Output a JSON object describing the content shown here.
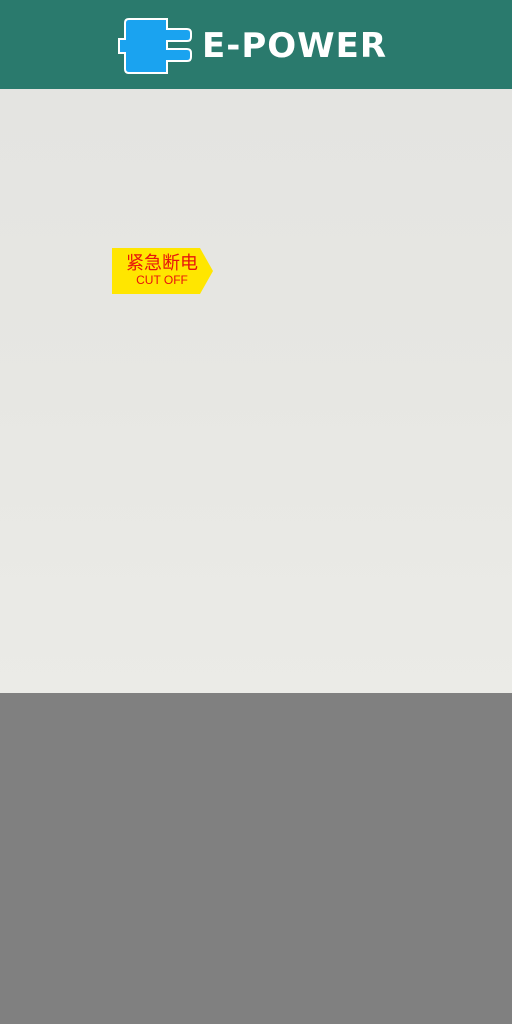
{
  "header": {
    "brand": "E-POWER",
    "logo_icon": "plug-icon",
    "background_color": "#2a7a6d",
    "logo_color": "#1aa3f0"
  },
  "emergency": {
    "label_cn": "紧急断电",
    "label_en": "CUT OFF",
    "background_color": "#ffe600",
    "text_color": "#e8140c"
  }
}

→ Direction
Transcribe every line in the entries above, taking out only the images.

→ Answer to the problem
Output a JSON object describing the content shown here.
{
  "header": {
    "brand": "E-POWER",
    "logo_icon": "plug-icon",
    "background_color": "#2a7a6d",
    "logo_color": "#1aa3f0"
  },
  "emergency": {
    "label_cn": "紧急断电",
    "label_en": "CUT OFF",
    "background_color": "#ffe600",
    "text_color": "#e8140c"
  }
}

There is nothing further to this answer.